To do ▸ According to the patch review excerpt, how should a slow reset() function be fixed?

Source extract ▸

_ _ _

Please add the relaxed accessors first in a separate patch, and then
change over one user at a time before you remove the non-relaxed ones.

It's hard to believe that all users are actually performance critical,
so start with the ones that gain the most performance. As commented above,
some of the conversions seem particularly fishy and it's likely that
a slow reset() function should not be fixed by making reset() faster
but by calling it less often.

>  /* Context register setters/getters */
> -#define SET_SCTLR(b, c, v)	 SET_CTX_REG(SCTLR, (b), (c), (v))
> -#define SET_ACTLR(b, c, v)	 SET_CTX_REG(ACTLR, (b), (c), (v))
> -#define SET_CONTEXTIDR(b, c, v)	 SET_CTX_REG(CONTEXTIDR, (b), (c), (v))
> -#define SET_TTBR0(b, c, v)	 SET_CTX_REG(TTBR0, (b), (c), (v))
> -#define SET_TTBR1(b, c, v)	 SET_CTX_REG(TTBR1, (b), (c), (v))
> +#define SET_SCTLR(b, c, v)	 SET_CTX_REG_RELAXED(SCTLR, (b), (c), (v))
> +#define SET_ACTLR(b, c, v)	 SET_CTX_REG_RELAXED(ACTLR, (b), (c), (v))
> +#define SET_CONTEXTIDR(b, c, v)	 SET_CTX_REG_RELAXED(CONTEXTIDR, (b), (c), (v))

_ _ _

Provided records ▸
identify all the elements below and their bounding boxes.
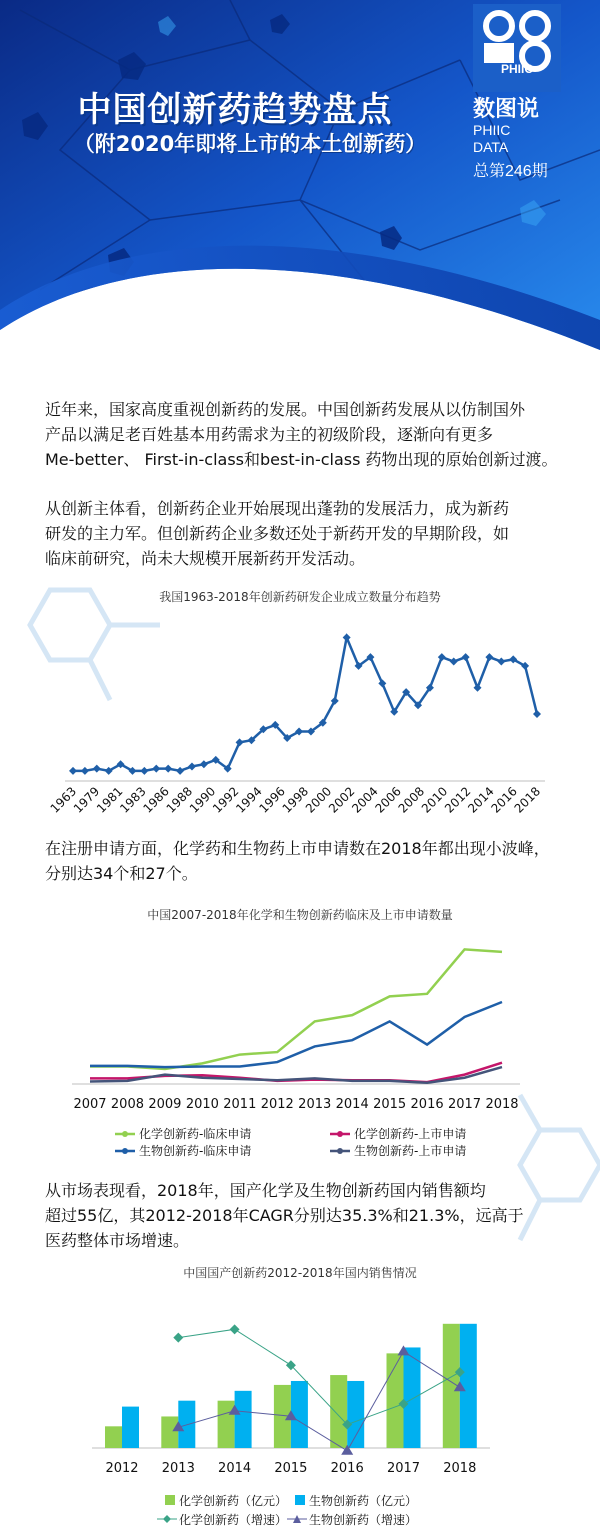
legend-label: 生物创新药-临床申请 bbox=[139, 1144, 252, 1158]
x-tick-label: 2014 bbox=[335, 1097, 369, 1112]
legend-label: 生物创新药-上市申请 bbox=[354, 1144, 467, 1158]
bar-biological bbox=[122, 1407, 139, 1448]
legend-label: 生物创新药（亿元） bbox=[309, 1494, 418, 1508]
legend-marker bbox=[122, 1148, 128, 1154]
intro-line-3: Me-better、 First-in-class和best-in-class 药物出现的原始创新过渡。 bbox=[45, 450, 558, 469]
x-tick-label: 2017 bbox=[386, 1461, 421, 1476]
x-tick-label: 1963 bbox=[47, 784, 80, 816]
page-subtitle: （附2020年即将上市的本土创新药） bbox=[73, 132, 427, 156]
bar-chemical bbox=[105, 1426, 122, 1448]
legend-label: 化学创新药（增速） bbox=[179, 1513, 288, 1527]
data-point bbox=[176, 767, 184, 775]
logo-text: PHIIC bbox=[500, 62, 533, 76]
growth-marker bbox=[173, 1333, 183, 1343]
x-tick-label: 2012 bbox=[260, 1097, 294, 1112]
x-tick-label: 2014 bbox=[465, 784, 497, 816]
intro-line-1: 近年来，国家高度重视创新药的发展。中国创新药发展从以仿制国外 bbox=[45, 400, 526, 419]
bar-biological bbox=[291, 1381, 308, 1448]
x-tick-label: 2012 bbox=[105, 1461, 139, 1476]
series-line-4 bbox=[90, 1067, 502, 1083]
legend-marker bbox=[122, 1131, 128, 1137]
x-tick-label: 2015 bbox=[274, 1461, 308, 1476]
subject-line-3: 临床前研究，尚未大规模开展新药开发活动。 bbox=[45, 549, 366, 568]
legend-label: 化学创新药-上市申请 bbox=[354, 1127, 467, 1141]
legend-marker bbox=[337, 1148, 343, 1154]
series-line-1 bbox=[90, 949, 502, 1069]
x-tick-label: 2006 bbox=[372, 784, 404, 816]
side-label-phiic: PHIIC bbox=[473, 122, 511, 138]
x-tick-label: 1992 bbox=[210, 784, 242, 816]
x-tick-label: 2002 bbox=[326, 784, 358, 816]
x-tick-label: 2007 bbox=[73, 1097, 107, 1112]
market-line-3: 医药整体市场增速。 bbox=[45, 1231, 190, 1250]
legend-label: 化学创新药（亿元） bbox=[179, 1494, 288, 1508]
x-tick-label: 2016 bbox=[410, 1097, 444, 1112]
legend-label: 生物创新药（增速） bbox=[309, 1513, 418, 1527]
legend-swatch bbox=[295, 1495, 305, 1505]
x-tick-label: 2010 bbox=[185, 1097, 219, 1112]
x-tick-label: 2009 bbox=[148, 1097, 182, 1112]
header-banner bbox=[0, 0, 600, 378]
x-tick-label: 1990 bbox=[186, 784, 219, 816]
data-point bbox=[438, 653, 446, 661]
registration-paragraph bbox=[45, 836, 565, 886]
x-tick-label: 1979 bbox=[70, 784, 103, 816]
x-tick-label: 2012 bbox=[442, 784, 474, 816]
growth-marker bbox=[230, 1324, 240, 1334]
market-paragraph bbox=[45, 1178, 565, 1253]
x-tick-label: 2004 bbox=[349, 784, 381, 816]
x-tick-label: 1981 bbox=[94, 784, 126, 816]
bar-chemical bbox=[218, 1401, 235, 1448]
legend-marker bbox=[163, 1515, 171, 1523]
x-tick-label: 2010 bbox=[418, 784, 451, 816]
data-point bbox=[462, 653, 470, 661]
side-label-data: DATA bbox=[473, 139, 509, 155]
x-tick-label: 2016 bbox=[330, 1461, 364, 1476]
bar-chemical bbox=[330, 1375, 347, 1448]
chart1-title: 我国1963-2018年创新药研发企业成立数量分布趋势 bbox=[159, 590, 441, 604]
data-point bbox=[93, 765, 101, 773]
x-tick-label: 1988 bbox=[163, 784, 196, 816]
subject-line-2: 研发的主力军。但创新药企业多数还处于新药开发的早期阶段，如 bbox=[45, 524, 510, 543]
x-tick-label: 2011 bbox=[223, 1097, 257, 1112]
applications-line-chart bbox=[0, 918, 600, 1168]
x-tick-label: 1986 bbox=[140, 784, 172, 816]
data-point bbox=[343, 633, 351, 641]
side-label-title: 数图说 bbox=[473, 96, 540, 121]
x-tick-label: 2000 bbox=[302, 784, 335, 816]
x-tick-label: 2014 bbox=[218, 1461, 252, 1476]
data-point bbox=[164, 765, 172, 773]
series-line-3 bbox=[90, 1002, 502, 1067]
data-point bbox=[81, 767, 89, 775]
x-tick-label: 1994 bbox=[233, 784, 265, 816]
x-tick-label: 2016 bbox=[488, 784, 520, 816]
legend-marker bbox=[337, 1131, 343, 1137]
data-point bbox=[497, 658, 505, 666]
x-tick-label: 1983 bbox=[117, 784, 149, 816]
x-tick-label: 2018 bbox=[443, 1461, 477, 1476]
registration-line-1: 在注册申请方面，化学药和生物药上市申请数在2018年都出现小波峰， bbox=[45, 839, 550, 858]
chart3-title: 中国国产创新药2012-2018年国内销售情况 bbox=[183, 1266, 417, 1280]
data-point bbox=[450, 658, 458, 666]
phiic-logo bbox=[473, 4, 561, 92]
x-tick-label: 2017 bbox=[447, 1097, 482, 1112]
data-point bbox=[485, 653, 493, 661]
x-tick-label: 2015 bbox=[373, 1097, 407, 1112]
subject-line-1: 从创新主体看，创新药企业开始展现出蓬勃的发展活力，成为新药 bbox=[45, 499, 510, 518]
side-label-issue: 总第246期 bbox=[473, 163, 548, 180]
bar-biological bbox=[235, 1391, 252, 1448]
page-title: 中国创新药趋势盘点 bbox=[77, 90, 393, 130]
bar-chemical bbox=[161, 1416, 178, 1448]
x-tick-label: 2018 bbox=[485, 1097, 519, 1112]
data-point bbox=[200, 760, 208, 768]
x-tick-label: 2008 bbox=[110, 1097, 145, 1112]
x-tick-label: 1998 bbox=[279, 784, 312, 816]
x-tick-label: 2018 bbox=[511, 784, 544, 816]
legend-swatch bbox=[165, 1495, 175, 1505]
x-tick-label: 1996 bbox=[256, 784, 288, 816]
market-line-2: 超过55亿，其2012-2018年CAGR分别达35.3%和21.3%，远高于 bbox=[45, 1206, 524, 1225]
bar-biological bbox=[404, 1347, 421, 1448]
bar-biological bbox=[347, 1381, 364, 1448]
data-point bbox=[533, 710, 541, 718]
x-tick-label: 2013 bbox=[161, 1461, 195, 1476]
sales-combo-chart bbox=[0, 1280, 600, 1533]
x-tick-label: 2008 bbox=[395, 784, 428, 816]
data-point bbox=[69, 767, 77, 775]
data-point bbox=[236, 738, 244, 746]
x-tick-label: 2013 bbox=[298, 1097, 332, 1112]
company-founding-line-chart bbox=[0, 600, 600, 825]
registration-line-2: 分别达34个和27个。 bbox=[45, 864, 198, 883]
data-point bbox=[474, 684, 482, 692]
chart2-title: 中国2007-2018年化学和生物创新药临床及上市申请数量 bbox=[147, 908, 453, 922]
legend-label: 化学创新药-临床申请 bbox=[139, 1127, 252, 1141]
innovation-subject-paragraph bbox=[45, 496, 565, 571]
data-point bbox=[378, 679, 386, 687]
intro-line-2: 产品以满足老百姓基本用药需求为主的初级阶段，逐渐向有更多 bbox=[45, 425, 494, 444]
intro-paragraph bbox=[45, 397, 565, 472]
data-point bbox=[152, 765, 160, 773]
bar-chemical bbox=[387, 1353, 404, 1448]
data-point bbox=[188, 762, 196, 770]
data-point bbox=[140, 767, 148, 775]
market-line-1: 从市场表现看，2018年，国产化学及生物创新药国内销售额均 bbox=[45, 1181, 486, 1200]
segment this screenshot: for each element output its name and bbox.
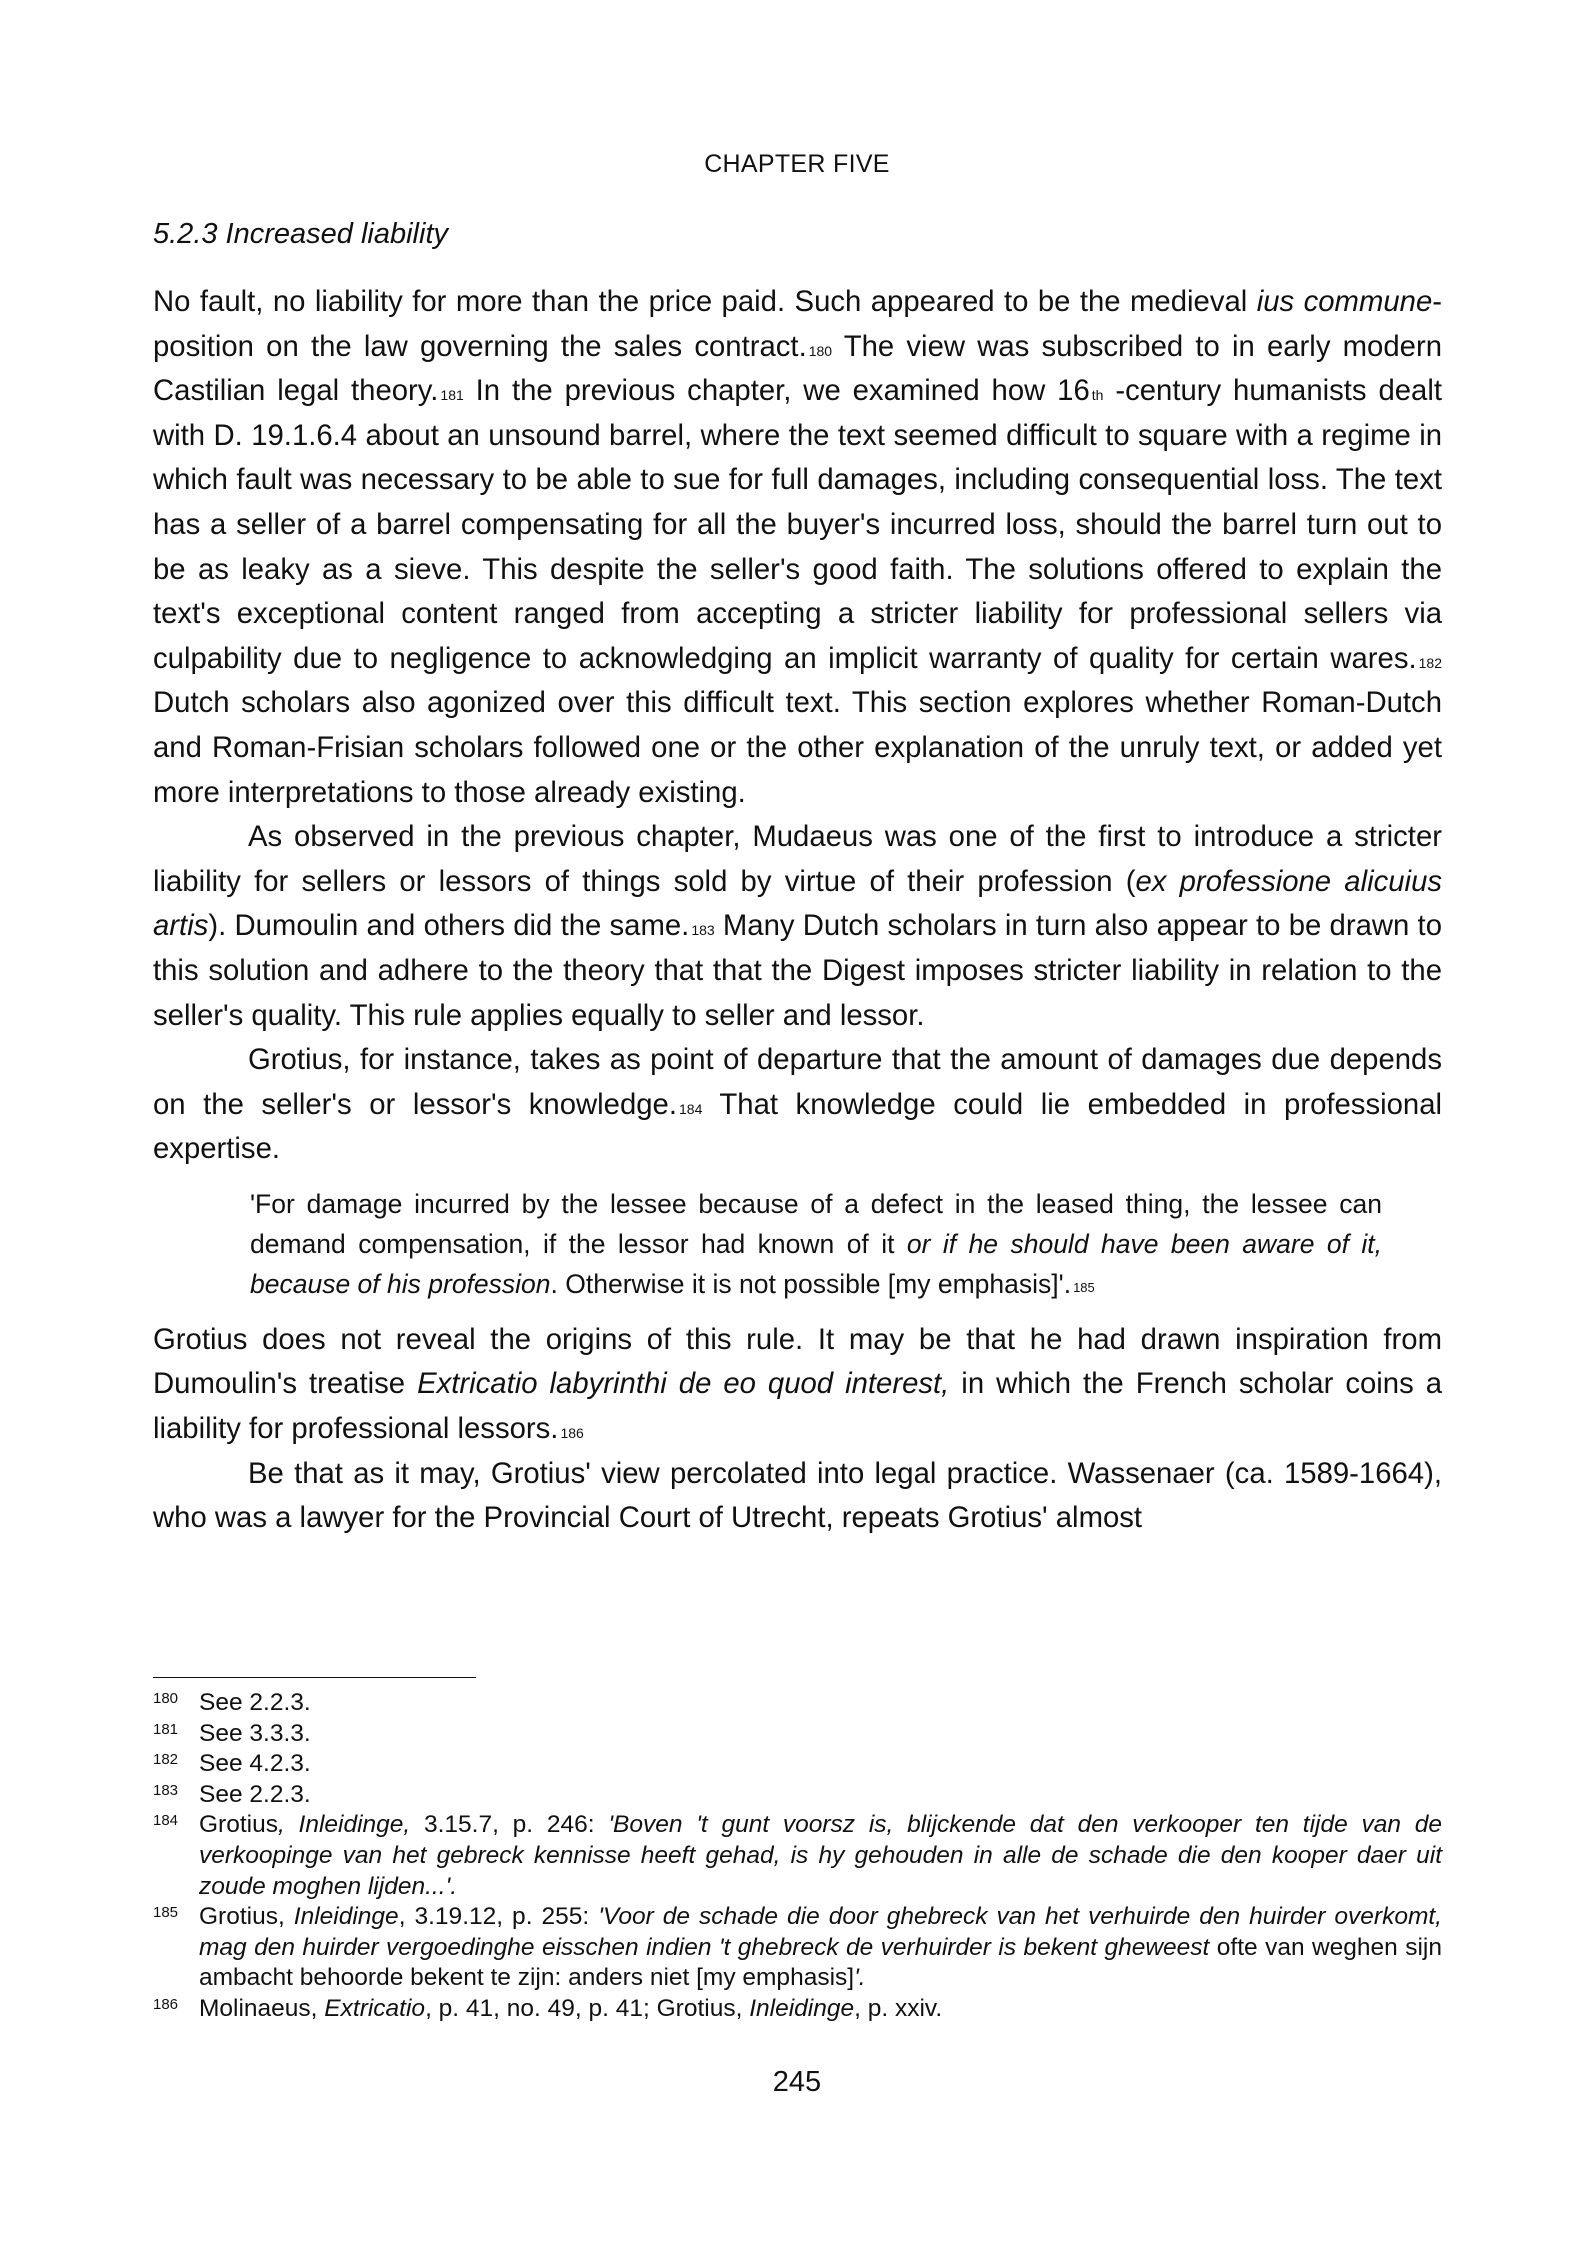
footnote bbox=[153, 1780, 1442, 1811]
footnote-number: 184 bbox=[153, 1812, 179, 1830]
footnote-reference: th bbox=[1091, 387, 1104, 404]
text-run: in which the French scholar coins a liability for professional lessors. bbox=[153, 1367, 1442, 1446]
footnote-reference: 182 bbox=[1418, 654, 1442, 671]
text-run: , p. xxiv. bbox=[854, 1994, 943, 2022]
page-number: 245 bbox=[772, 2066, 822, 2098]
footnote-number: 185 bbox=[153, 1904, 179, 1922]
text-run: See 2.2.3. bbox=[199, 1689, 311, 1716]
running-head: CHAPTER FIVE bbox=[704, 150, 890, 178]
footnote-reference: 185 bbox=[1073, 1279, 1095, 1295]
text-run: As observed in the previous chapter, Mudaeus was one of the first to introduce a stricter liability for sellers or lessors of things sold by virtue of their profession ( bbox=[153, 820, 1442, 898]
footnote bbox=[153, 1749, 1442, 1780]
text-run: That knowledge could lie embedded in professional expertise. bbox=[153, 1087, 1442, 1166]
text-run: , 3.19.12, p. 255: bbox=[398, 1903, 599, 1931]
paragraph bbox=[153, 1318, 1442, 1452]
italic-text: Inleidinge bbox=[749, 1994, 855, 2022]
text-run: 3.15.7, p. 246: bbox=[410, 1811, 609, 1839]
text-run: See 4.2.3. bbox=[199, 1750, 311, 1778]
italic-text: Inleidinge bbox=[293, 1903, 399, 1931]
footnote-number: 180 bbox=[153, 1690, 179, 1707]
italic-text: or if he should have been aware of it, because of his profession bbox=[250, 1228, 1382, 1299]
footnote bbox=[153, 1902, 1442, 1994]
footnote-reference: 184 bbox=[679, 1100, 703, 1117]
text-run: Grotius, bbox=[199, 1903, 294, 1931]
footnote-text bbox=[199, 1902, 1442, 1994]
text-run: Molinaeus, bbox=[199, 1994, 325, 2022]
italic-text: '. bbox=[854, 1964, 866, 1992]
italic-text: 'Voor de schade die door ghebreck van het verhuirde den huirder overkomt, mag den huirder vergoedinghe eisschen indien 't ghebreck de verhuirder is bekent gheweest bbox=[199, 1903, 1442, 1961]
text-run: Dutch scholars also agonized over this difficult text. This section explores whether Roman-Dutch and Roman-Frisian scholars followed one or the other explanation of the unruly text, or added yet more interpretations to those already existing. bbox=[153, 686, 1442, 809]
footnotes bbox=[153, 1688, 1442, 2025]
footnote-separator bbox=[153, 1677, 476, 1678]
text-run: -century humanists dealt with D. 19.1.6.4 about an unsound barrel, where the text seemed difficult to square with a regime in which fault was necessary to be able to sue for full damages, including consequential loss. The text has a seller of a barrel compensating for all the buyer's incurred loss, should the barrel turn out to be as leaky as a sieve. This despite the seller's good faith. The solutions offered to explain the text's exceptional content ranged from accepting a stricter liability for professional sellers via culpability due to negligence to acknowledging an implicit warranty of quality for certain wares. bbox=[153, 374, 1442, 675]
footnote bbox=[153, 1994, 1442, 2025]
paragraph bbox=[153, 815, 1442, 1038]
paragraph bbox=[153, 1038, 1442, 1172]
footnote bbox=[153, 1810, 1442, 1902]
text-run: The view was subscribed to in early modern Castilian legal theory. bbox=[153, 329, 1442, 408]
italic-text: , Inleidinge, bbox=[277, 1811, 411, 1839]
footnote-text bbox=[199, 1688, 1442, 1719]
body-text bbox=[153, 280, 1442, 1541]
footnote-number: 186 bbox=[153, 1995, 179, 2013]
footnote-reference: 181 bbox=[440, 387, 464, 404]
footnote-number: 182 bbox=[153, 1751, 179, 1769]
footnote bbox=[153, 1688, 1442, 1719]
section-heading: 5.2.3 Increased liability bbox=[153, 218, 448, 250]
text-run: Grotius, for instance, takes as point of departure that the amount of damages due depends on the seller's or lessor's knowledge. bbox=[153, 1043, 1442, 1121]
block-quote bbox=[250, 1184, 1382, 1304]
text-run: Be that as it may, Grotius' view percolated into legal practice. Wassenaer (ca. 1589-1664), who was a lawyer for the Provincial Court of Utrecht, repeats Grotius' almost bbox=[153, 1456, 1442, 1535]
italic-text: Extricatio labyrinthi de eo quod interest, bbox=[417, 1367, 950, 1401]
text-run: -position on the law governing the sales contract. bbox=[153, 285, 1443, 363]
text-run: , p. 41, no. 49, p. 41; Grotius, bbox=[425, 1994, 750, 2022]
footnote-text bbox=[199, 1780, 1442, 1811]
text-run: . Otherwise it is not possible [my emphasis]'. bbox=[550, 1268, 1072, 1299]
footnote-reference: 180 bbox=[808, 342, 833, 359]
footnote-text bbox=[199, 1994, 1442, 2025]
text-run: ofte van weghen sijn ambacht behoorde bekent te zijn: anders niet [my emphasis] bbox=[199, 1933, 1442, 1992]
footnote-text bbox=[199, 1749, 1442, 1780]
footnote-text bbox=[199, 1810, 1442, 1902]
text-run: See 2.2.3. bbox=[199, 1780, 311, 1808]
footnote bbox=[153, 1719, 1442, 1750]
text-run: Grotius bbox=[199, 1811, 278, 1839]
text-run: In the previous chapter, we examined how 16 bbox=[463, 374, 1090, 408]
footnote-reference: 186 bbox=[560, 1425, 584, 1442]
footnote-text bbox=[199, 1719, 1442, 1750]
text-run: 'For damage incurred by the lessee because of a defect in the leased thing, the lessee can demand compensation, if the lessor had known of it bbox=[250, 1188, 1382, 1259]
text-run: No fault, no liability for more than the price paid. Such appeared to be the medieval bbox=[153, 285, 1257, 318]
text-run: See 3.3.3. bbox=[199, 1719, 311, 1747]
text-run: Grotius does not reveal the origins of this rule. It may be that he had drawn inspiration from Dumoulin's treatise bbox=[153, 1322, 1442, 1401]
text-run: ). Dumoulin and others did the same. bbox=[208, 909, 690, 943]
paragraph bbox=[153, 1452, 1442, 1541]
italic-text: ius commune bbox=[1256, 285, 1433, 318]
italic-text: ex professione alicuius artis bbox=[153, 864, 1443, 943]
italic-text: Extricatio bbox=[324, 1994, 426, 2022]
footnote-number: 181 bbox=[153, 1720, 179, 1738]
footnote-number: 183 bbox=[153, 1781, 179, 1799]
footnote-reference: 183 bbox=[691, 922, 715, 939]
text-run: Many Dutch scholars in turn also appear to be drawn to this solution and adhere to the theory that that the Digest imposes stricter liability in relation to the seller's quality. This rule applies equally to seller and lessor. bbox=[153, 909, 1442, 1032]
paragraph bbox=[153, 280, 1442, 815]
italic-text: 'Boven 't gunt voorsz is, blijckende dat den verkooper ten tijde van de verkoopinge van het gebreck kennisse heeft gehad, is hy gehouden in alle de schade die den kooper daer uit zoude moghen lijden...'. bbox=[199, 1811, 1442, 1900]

_ _ _

Solution to the exercise ▸ By calling it less often, not by making reset() faster.